Exercise brief -> Return all entries precisely as they stand, without the images.

(Stored items from a collection)
····················
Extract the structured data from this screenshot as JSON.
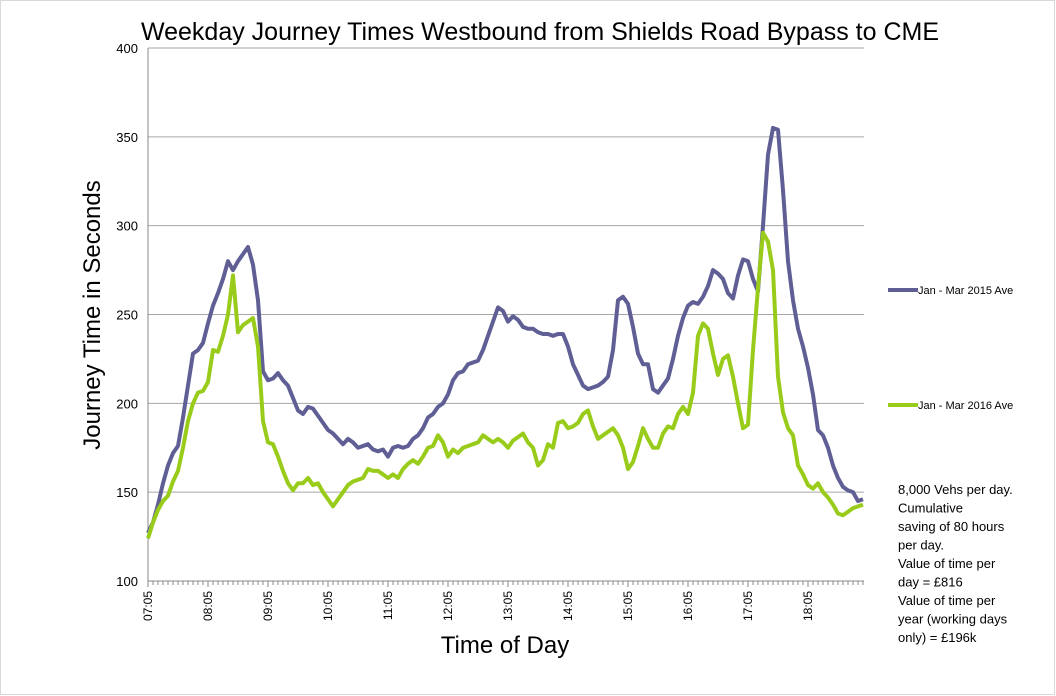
{
  "chart_data": {
    "type": "line",
    "title": "Weekday Journey Times Westbound from Shields Road Bypass to CME",
    "x_label": "Time of Day",
    "y_label": "Journey Time in Seconds",
    "categories": [
      "07:05",
      null,
      null,
      null,
      null,
      null,
      null,
      null,
      null,
      null,
      null,
      null,
      "08:05",
      null,
      null,
      null,
      null,
      null,
      null,
      null,
      null,
      null,
      null,
      null,
      "09:05",
      null,
      null,
      null,
      null,
      null,
      null,
      null,
      null,
      null,
      null,
      null,
      "10:05",
      null,
      null,
      null,
      null,
      null,
      null,
      null,
      null,
      null,
      null,
      null,
      "11:05",
      null,
      null,
      null,
      null,
      null,
      null,
      null,
      null,
      null,
      null,
      null,
      "12:05",
      null,
      null,
      null,
      null,
      null,
      null,
      null,
      null,
      null,
      null,
      null,
      "13:05",
      null,
      null,
      null,
      null,
      null,
      null,
      null,
      null,
      null,
      null,
      null,
      "14:05",
      null,
      null,
      null,
      null,
      null,
      null,
      null,
      null,
      null,
      null,
      null,
      "15:05",
      null,
      null,
      null,
      null,
      null,
      null,
      null,
      null,
      null,
      null,
      null,
      "16:05",
      null,
      null,
      null,
      null,
      null,
      null,
      null,
      null,
      null,
      null,
      null,
      "17:05",
      null,
      null,
      null,
      null,
      null,
      null,
      null,
      null,
      null,
      null,
      null,
      "18:05",
      null,
      null,
      null,
      null,
      null,
      null,
      null,
      null,
      null,
      null,
      null
    ],
    "series": [
      {
        "name": "Jan - Mar 2015 Ave",
        "color": "#5f5f95",
        "values": [
          127,
          133,
          143,
          155,
          165,
          172,
          176,
          192,
          210,
          228,
          230,
          234,
          245,
          255,
          262,
          270,
          280,
          275,
          280,
          284,
          288,
          278,
          258,
          218,
          213,
          214,
          217,
          213,
          210,
          203,
          196,
          194,
          198,
          197,
          193,
          189,
          185,
          183,
          180,
          177,
          180,
          178,
          175,
          176,
          177,
          174,
          173,
          174,
          170,
          175,
          176,
          175,
          176,
          180,
          182,
          186,
          192,
          194,
          198,
          200,
          205,
          213,
          217,
          218,
          222,
          223,
          224,
          230,
          238,
          246,
          254,
          252,
          246,
          249,
          247,
          243,
          242,
          242,
          240,
          239,
          239,
          238,
          239,
          239,
          232,
          222,
          216,
          210,
          208,
          209,
          210,
          212,
          215,
          230,
          258,
          260,
          256,
          243,
          228,
          222,
          222,
          208,
          206,
          210,
          214,
          225,
          238,
          248,
          255,
          257,
          256,
          260,
          266,
          275,
          273,
          270,
          262,
          259,
          272,
          281,
          280,
          270,
          263,
          300,
          340,
          355,
          354,
          320,
          280,
          258,
          242,
          232,
          220,
          205,
          185,
          182,
          175,
          165,
          158,
          153,
          151,
          150,
          145,
          146
        ]
      },
      {
        "name": "Jan - Mar 2016 Ave",
        "color": "#99cc1a",
        "values": [
          124,
          133,
          140,
          145,
          148,
          156,
          162,
          175,
          190,
          200,
          206,
          207,
          212,
          230,
          229,
          238,
          250,
          272,
          240,
          244,
          246,
          248,
          232,
          190,
          178,
          177,
          170,
          162,
          155,
          151,
          155,
          155,
          158,
          154,
          155,
          150,
          146,
          142,
          146,
          150,
          154,
          156,
          157,
          158,
          163,
          162,
          162,
          160,
          158,
          160,
          158,
          163,
          166,
          168,
          166,
          170,
          175,
          176,
          182,
          178,
          170,
          174,
          172,
          175,
          176,
          177,
          178,
          182,
          180,
          178,
          180,
          178,
          175,
          179,
          181,
          183,
          178,
          175,
          165,
          168,
          177,
          175,
          189,
          190,
          186,
          187,
          189,
          194,
          196,
          187,
          180,
          182,
          184,
          186,
          182,
          175,
          163,
          167,
          176,
          186,
          180,
          175,
          175,
          183,
          187,
          186,
          194,
          198,
          194,
          206,
          238,
          245,
          242,
          228,
          216,
          225,
          227,
          215,
          200,
          186,
          188,
          230,
          265,
          296,
          291,
          275,
          215,
          195,
          186,
          182,
          165,
          160,
          154,
          152,
          155,
          150,
          147,
          143,
          138,
          137,
          139,
          141,
          142,
          143
        ]
      }
    ],
    "ylim": [
      100,
      400
    ],
    "yticks": [
      100,
      150,
      200,
      250,
      300,
      350,
      400
    ],
    "grid": true,
    "legend": "right",
    "annotation": [
      "8,000 Vehs per day.",
      "Cumulative",
      "saving of 80 hours",
      "per day.",
      "Value of time per",
      "day = £816",
      "Value of time per",
      "year (working days",
      "only) = £196k"
    ]
  }
}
····················
Exercise solution ->
Extract the structured data from this screenshot as JSON.
{
  "chart_data": {
    "type": "line",
    "title": "Weekday Journey Times Westbound from Shields Road Bypass to CME",
    "x_label": "Time of Day",
    "y_label": "Journey Time in Seconds",
    "categories": [
      "07:05",
      null,
      null,
      null,
      null,
      null,
      null,
      null,
      null,
      null,
      null,
      null,
      "08:05",
      null,
      null,
      null,
      null,
      null,
      null,
      null,
      null,
      null,
      null,
      null,
      "09:05",
      null,
      null,
      null,
      null,
      null,
      null,
      null,
      null,
      null,
      null,
      null,
      "10:05",
      null,
      null,
      null,
      null,
      null,
      null,
      null,
      null,
      null,
      null,
      null,
      "11:05",
      null,
      null,
      null,
      null,
      null,
      null,
      null,
      null,
      null,
      null,
      null,
      "12:05",
      null,
      null,
      null,
      null,
      null,
      null,
      null,
      null,
      null,
      null,
      null,
      "13:05",
      null,
      null,
      null,
      null,
      null,
      null,
      null,
      null,
      null,
      null,
      null,
      "14:05",
      null,
      null,
      null,
      null,
      null,
      null,
      null,
      null,
      null,
      null,
      null,
      "15:05",
      null,
      null,
      null,
      null,
      null,
      null,
      null,
      null,
      null,
      null,
      null,
      "16:05",
      null,
      null,
      null,
      null,
      null,
      null,
      null,
      null,
      null,
      null,
      null,
      "17:05",
      null,
      null,
      null,
      null,
      null,
      null,
      null,
      null,
      null,
      null,
      null,
      "18:05",
      null,
      null,
      null,
      null,
      null,
      null,
      null,
      null,
      null,
      null,
      null
    ],
    "series": [
      {
        "name": "Jan - Mar 2015 Ave",
        "color": "#5f5f95",
        "values": [
          127,
          133,
          143,
          155,
          165,
          172,
          176,
          192,
          210,
          228,
          230,
          234,
          245,
          255,
          262,
          270,
          280,
          275,
          280,
          284,
          288,
          278,
          258,
          218,
          213,
          214,
          217,
          213,
          210,
          203,
          196,
          194,
          198,
          197,
          193,
          189,
          185,
          183,
          180,
          177,
          180,
          178,
          175,
          176,
          177,
          174,
          173,
          174,
          170,
          175,
          176,
          175,
          176,
          180,
          182,
          186,
          192,
          194,
          198,
          200,
          205,
          213,
          217,
          218,
          222,
          223,
          224,
          230,
          238,
          246,
          254,
          252,
          246,
          249,
          247,
          243,
          242,
          242,
          240,
          239,
          239,
          238,
          239,
          239,
          232,
          222,
          216,
          210,
          208,
          209,
          210,
          212,
          215,
          230,
          258,
          260,
          256,
          243,
          228,
          222,
          222,
          208,
          206,
          210,
          214,
          225,
          238,
          248,
          255,
          257,
          256,
          260,
          266,
          275,
          273,
          270,
          262,
          259,
          272,
          281,
          280,
          270,
          263,
          300,
          340,
          355,
          354,
          320,
          280,
          258,
          242,
          232,
          220,
          205,
          185,
          182,
          175,
          165,
          158,
          153,
          151,
          150,
          145,
          146
        ]
      },
      {
        "name": "Jan - Mar 2016 Ave",
        "color": "#99cc1a",
        "values": [
          124,
          133,
          140,
          145,
          148,
          156,
          162,
          175,
          190,
          200,
          206,
          207,
          212,
          230,
          229,
          238,
          250,
          272,
          240,
          244,
          246,
          248,
          232,
          190,
          178,
          177,
          170,
          162,
          155,
          151,
          155,
          155,
          158,
          154,
          155,
          150,
          146,
          142,
          146,
          150,
          154,
          156,
          157,
          158,
          163,
          162,
          162,
          160,
          158,
          160,
          158,
          163,
          166,
          168,
          166,
          170,
          175,
          176,
          182,
          178,
          170,
          174,
          172,
          175,
          176,
          177,
          178,
          182,
          180,
          178,
          180,
          178,
          175,
          179,
          181,
          183,
          178,
          175,
          165,
          168,
          177,
          175,
          189,
          190,
          186,
          187,
          189,
          194,
          196,
          187,
          180,
          182,
          184,
          186,
          182,
          175,
          163,
          167,
          176,
          186,
          180,
          175,
          175,
          183,
          187,
          186,
          194,
          198,
          194,
          206,
          238,
          245,
          242,
          228,
          216,
          225,
          227,
          215,
          200,
          186,
          188,
          230,
          265,
          296,
          291,
          275,
          215,
          195,
          186,
          182,
          165,
          160,
          154,
          152,
          155,
          150,
          147,
          143,
          138,
          137,
          139,
          141,
          142,
          143
        ]
      }
    ],
    "ylim": [
      100,
      400
    ],
    "yticks": [
      100,
      150,
      200,
      250,
      300,
      350,
      400
    ],
    "grid": true,
    "legend": "right",
    "annotation": [
      "8,000 Vehs per day.",
      "Cumulative",
      "saving of 80 hours",
      "per day.",
      "Value of time per",
      "day = £816",
      "Value of time per",
      "year (working days",
      "only) = £196k"
    ]
  }
}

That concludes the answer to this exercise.